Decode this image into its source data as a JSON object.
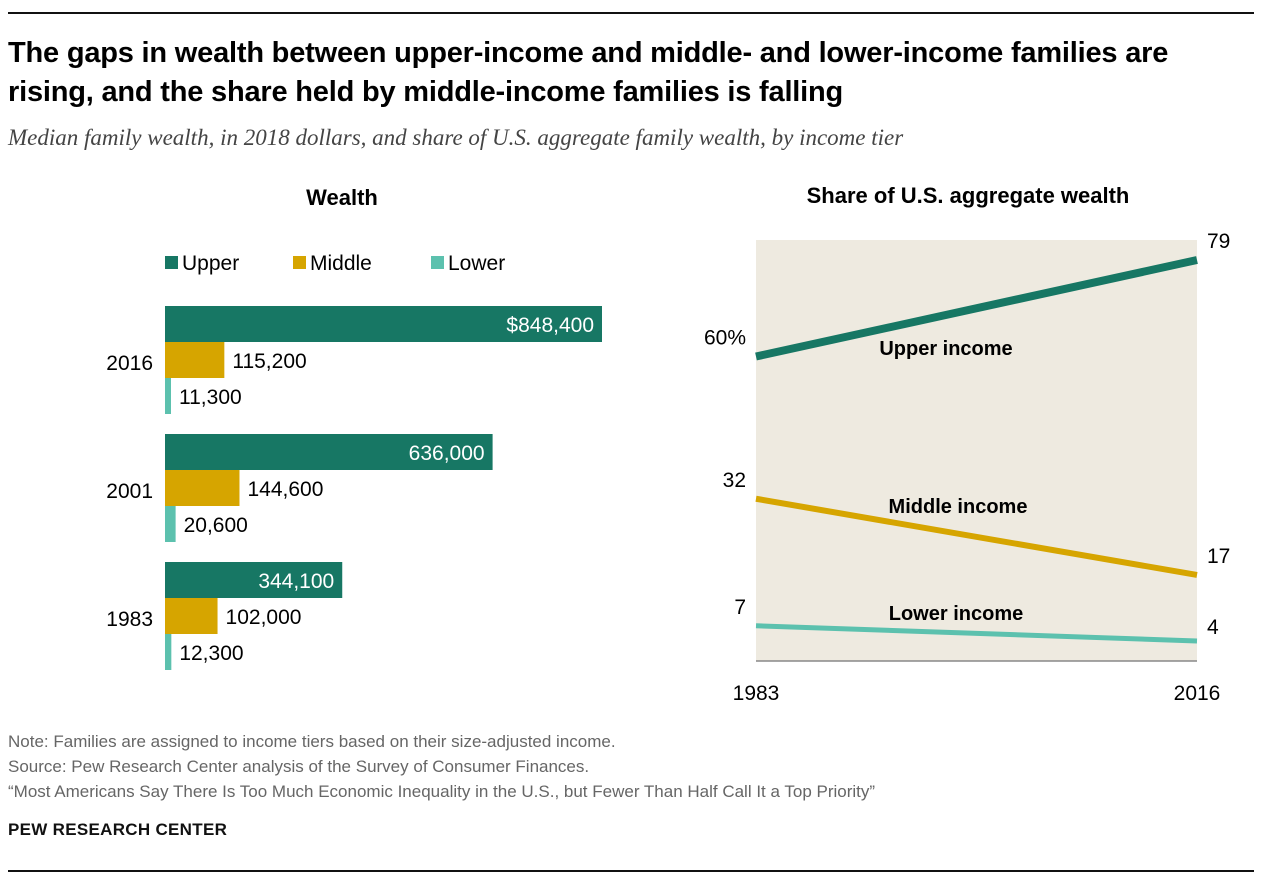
{
  "title": "The gaps in wealth between upper-income and middle- and lower-income families are rising, and the share held by middle-income families is falling",
  "subtitle": "Median family wealth, in 2018 dollars, and share of U.S. aggregate family wealth, by income tier",
  "notes": {
    "note": "Note: Families are assigned to income tiers based on their size-adjusted income.",
    "source": "Source: Pew Research Center analysis of the Survey of Consumer Finances.",
    "report": "“Most Americans Say There Is Too Much Economic Inequality in the U.S., but Fewer Than Half Call It a Top Priority”"
  },
  "brand": "PEW RESEARCH CENTER",
  "colors": {
    "upper": "#177764",
    "middle": "#D6A500",
    "lower": "#5CC1AE",
    "plot_bg": "#EEEAE0"
  },
  "chart_data": [
    {
      "type": "bar",
      "orientation": "horizontal",
      "title": "Wealth",
      "legend": [
        "Upper",
        "Middle",
        "Lower"
      ],
      "legend_position": "top-left",
      "categories": [
        "2016",
        "2001",
        "1983"
      ],
      "series": [
        {
          "name": "Upper",
          "values": [
            848400,
            636000,
            344100
          ],
          "labels": [
            "$848,400",
            "636,000",
            "344,100"
          ]
        },
        {
          "name": "Middle",
          "values": [
            115200,
            144600,
            102000
          ],
          "labels": [
            "115,200",
            "144,600",
            "102,000"
          ]
        },
        {
          "name": "Lower",
          "values": [
            11300,
            20600,
            12300
          ],
          "labels": [
            "11,300",
            "20,600",
            "12,300"
          ]
        }
      ],
      "xlim": [
        0,
        848400
      ],
      "grid": false
    },
    {
      "type": "line",
      "title": "Share of U.S. aggregate wealth",
      "x": [
        "1983",
        "2016"
      ],
      "series": [
        {
          "name": "Upper income",
          "values": [
            60,
            79
          ],
          "labels": [
            "60%",
            "79"
          ]
        },
        {
          "name": "Middle income",
          "values": [
            32,
            17
          ],
          "labels": [
            "32",
            "17"
          ]
        },
        {
          "name": "Lower income",
          "values": [
            7,
            4
          ],
          "labels": [
            "7",
            "4"
          ]
        }
      ],
      "ylim": [
        0,
        79
      ],
      "grid": false
    }
  ]
}
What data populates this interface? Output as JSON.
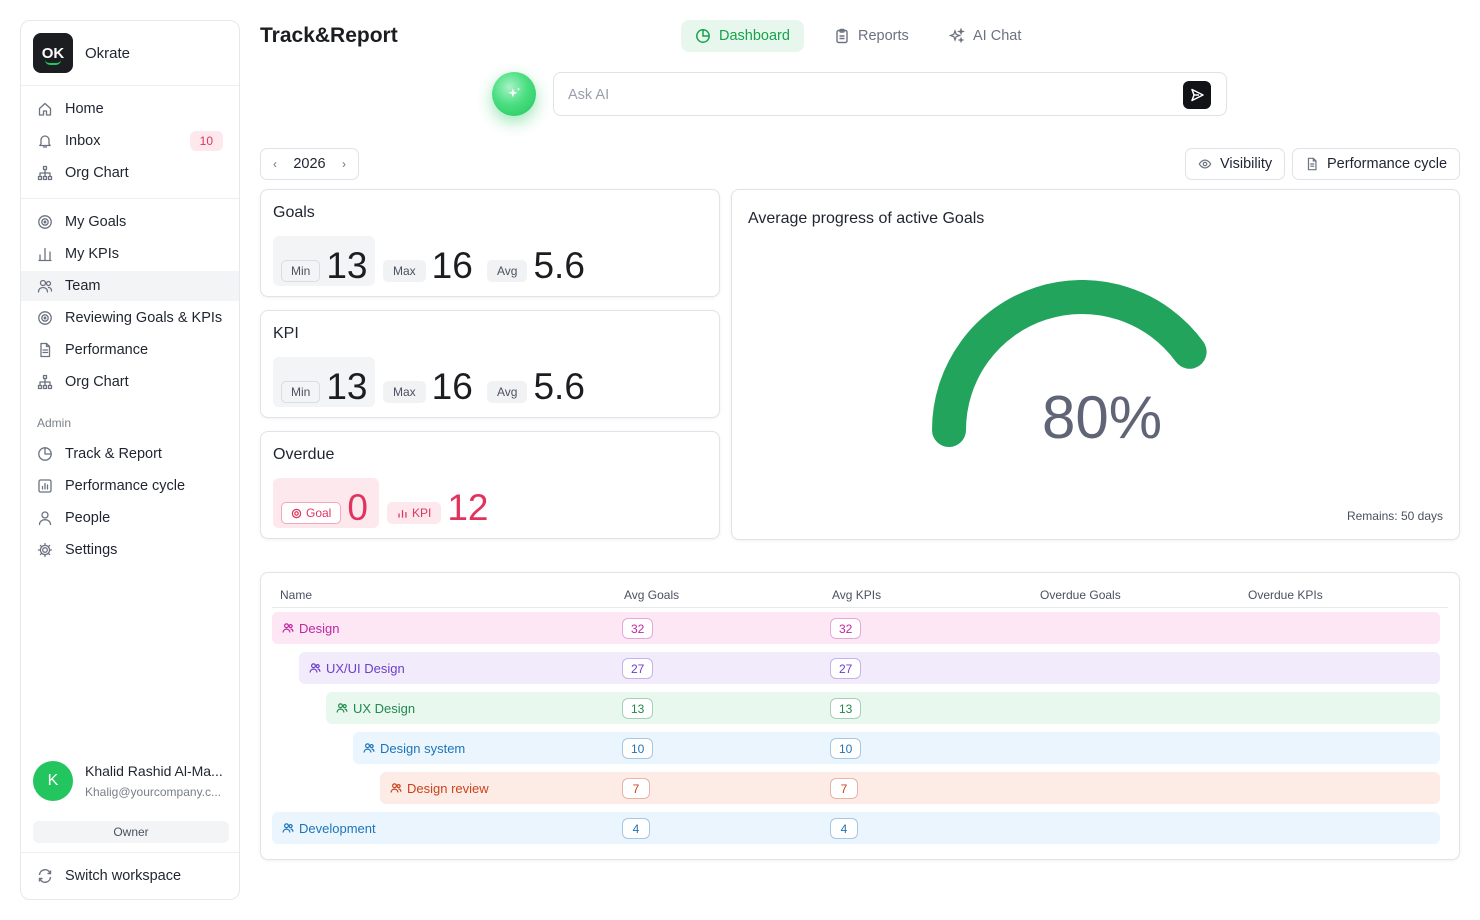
{
  "workspace": {
    "logo": "OK",
    "name": "Okrate"
  },
  "sidebar": {
    "group1": [
      {
        "label": "Home",
        "icon": "home-icon"
      },
      {
        "label": "Inbox",
        "icon": "bell-icon",
        "badge": "10"
      },
      {
        "label": "Org Chart",
        "icon": "org-chart-icon"
      }
    ],
    "group2": [
      {
        "label": "My Goals",
        "icon": "target-icon"
      },
      {
        "label": "My KPIs",
        "icon": "bar-chart-icon"
      },
      {
        "label": "Team",
        "icon": "users-icon",
        "active": true
      },
      {
        "label": "Reviewing Goals & KPIs",
        "icon": "target-icon"
      },
      {
        "label": "Performance",
        "icon": "document-icon"
      },
      {
        "label": "Org Chart",
        "icon": "org-chart-icon"
      }
    ],
    "admin_label": "Admin",
    "admin": [
      {
        "label": "Track & Report",
        "icon": "pie-chart-icon"
      },
      {
        "label": "Performance cycle",
        "icon": "chart-square-icon"
      },
      {
        "label": "People",
        "icon": "user-icon"
      },
      {
        "label": "Settings",
        "icon": "gear-icon"
      }
    ],
    "user": {
      "initial": "K",
      "name": "Khalid Rashid Al-Ma...",
      "email": "Khalig@yourcompany.c...",
      "role": "Owner"
    },
    "switch_workspace": "Switch workspace"
  },
  "header": {
    "title": "Track&Report",
    "tabs": [
      {
        "label": "Dashboard",
        "icon": "pie-chart-icon",
        "active": true
      },
      {
        "label": "Reports",
        "icon": "clipboard-icon"
      },
      {
        "label": "AI Chat",
        "icon": "sparkles-icon"
      }
    ],
    "ask_placeholder": "Ask AI"
  },
  "toolbar": {
    "year": "2026",
    "visibility": "Visibility",
    "performance_cycle": "Performance cycle"
  },
  "cards": {
    "goals": {
      "title": "Goals",
      "min_label": "Min",
      "min": "13",
      "max_label": "Max",
      "max": "16",
      "avg_label": "Avg",
      "avg": "5.6"
    },
    "kpi": {
      "title": "KPI",
      "min_label": "Min",
      "min": "13",
      "max_label": "Max",
      "max": "16",
      "avg_label": "Avg",
      "avg": "5.6"
    },
    "overdue": {
      "title": "Overdue",
      "goal_label": "Goal",
      "goal": "0",
      "kpi_label": "KPI",
      "kpi": "12"
    }
  },
  "gauge": {
    "title": "Average progress of active Goals",
    "value_text": "80%",
    "value": 80,
    "remains": "Remains: 50 days",
    "color": "#22a45d"
  },
  "table": {
    "headers": [
      "Name",
      "Avg Goals",
      "Avg KPIs",
      "Overdue Goals",
      "Overdue KPIs"
    ],
    "rows": [
      {
        "name": "Design",
        "avg_goals": "32",
        "avg_kpis": "32",
        "level": 0,
        "bg": "#fde7f4",
        "fg": "#c026a3"
      },
      {
        "name": "UX/UI Design",
        "avg_goals": "27",
        "avg_kpis": "27",
        "level": 1,
        "bg": "#f1ebfb",
        "fg": "#6d3fc8"
      },
      {
        "name": "UX Design",
        "avg_goals": "13",
        "avg_kpis": "13",
        "level": 2,
        "bg": "#e9f8ef",
        "fg": "#1f8a4c"
      },
      {
        "name": "Design system",
        "avg_goals": "10",
        "avg_kpis": "10",
        "level": 3,
        "bg": "#eaf5fd",
        "fg": "#1f74b8"
      },
      {
        "name": "Design review",
        "avg_goals": "7",
        "avg_kpis": "7",
        "level": 4,
        "bg": "#fdece6",
        "fg": "#c9431e"
      },
      {
        "name": "Development",
        "avg_goals": "4",
        "avg_kpis": "4",
        "level": 0,
        "bg": "#eaf5fd",
        "fg": "#1f74b8"
      }
    ]
  }
}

************

Work required =>
Can the entries above be repeated exactly, without their pictures?

Exercise response =>
Decode this image into its source data as a JSON object.
{
  "title": "The gaps in wealth between upper-income and middle- and lower-income families are rising, and the share held by middle-income families is falling",
  "subtitle": "Median family wealth, in 2018 dollars, and share of U.S. aggregate family wealth, by income tier",
  "notes": {
    "note": "Note: Families are assigned to income tiers based on their size-adjusted income.",
    "source": "Source: Pew Research Center analysis of the Survey of Consumer Finances.",
    "report": "“Most Americans Say There Is Too Much Economic Inequality in the U.S., but Fewer Than Half Call It a Top Priority”"
  },
  "brand": "PEW RESEARCH CENTER",
  "colors": {
    "upper": "#177764",
    "middle": "#D6A500",
    "lower": "#5CC1AE",
    "plot_bg": "#EEEAE0"
  },
  "chart_data": [
    {
      "type": "bar",
      "orientation": "horizontal",
      "title": "Wealth",
      "legend": [
        "Upper",
        "Middle",
        "Lower"
      ],
      "legend_position": "top-left",
      "categories": [
        "2016",
        "2001",
        "1983"
      ],
      "series": [
        {
          "name": "Upper",
          "values": [
            848400,
            636000,
            344100
          ],
          "labels": [
            "$848,400",
            "636,000",
            "344,100"
          ]
        },
        {
          "name": "Middle",
          "values": [
            115200,
            144600,
            102000
          ],
          "labels": [
            "115,200",
            "144,600",
            "102,000"
          ]
        },
        {
          "name": "Lower",
          "values": [
            11300,
            20600,
            12300
          ],
          "labels": [
            "11,300",
            "20,600",
            "12,300"
          ]
        }
      ],
      "xlim": [
        0,
        848400
      ],
      "grid": false
    },
    {
      "type": "line",
      "title": "Share of U.S. aggregate wealth",
      "x": [
        "1983",
        "2016"
      ],
      "series": [
        {
          "name": "Upper income",
          "values": [
            60,
            79
          ],
          "labels": [
            "60%",
            "79"
          ]
        },
        {
          "name": "Middle income",
          "values": [
            32,
            17
          ],
          "labels": [
            "32",
            "17"
          ]
        },
        {
          "name": "Lower income",
          "values": [
            7,
            4
          ],
          "labels": [
            "7",
            "4"
          ]
        }
      ],
      "ylim": [
        0,
        79
      ],
      "grid": false
    }
  ]
}
What data populates this interface? Output as JSON.
{
  "workspace": {
    "logo": "OK",
    "name": "Okrate"
  },
  "sidebar": {
    "group1": [
      {
        "label": "Home",
        "icon": "home-icon"
      },
      {
        "label": "Inbox",
        "icon": "bell-icon",
        "badge": "10"
      },
      {
        "label": "Org Chart",
        "icon": "org-chart-icon"
      }
    ],
    "group2": [
      {
        "label": "My Goals",
        "icon": "target-icon"
      },
      {
        "label": "My KPIs",
        "icon": "bar-chart-icon"
      },
      {
        "label": "Team",
        "icon": "users-icon",
        "active": true
      },
      {
        "label": "Reviewing Goals & KPIs",
        "icon": "target-icon"
      },
      {
        "label": "Performance",
        "icon": "document-icon"
      },
      {
        "label": "Org Chart",
        "icon": "org-chart-icon"
      }
    ],
    "admin_label": "Admin",
    "admin": [
      {
        "label": "Track & Report",
        "icon": "pie-chart-icon"
      },
      {
        "label": "Performance cycle",
        "icon": "chart-square-icon"
      },
      {
        "label": "People",
        "icon": "user-icon"
      },
      {
        "label": "Settings",
        "icon": "gear-icon"
      }
    ],
    "user": {
      "initial": "K",
      "name": "Khalid Rashid Al-Ma...",
      "email": "Khalig@yourcompany.c...",
      "role": "Owner"
    },
    "switch_workspace": "Switch workspace"
  },
  "header": {
    "title": "Track&Report",
    "tabs": [
      {
        "label": "Dashboard",
        "icon": "pie-chart-icon",
        "active": true
      },
      {
        "label": "Reports",
        "icon": "clipboard-icon"
      },
      {
        "label": "AI Chat",
        "icon": "sparkles-icon"
      }
    ],
    "ask_placeholder": "Ask AI"
  },
  "toolbar": {
    "year": "2026",
    "visibility": "Visibility",
    "performance_cycle": "Performance cycle"
  },
  "cards": {
    "goals": {
      "title": "Goals",
      "min_label": "Min",
      "min": "13",
      "max_label": "Max",
      "max": "16",
      "avg_label": "Avg",
      "avg": "5.6"
    },
    "kpi": {
      "title": "KPI",
      "min_label": "Min",
      "min": "13",
      "max_label": "Max",
      "max": "16",
      "avg_label": "Avg",
      "avg": "5.6"
    },
    "overdue": {
      "title": "Overdue",
      "goal_label": "Goal",
      "goal": "0",
      "kpi_label": "KPI",
      "kpi": "12"
    }
  },
  "gauge": {
    "title": "Average progress of active Goals",
    "value_text": "80%",
    "value": 80,
    "remains": "Remains: 50 days",
    "color": "#22a45d"
  },
  "table": {
    "headers": [
      "Name",
      "Avg Goals",
      "Avg KPIs",
      "Overdue Goals",
      "Overdue KPIs"
    ],
    "rows": [
      {
        "name": "Design",
        "avg_goals": "32",
        "avg_kpis": "32",
        "level": 0,
        "bg": "#fde7f4",
        "fg": "#c026a3"
      },
      {
        "name": "UX/UI Design",
        "avg_goals": "27",
        "avg_kpis": "27",
        "level": 1,
        "bg": "#f1ebfb",
        "fg": "#6d3fc8"
      },
      {
        "name": "UX Design",
        "avg_goals": "13",
        "avg_kpis": "13",
        "level": 2,
        "bg": "#e9f8ef",
        "fg": "#1f8a4c"
      },
      {
        "name": "Design system",
        "avg_goals": "10",
        "avg_kpis": "10",
        "level": 3,
        "bg": "#eaf5fd",
        "fg": "#1f74b8"
      },
      {
        "name": "Design review",
        "avg_goals": "7",
        "avg_kpis": "7",
        "level": 4,
        "bg": "#fdece6",
        "fg": "#c9431e"
      },
      {
        "name": "Development",
        "avg_goals": "4",
        "avg_kpis": "4",
        "level": 0,
        "bg": "#eaf5fd",
        "fg": "#1f74b8"
      }
    ]
  }
}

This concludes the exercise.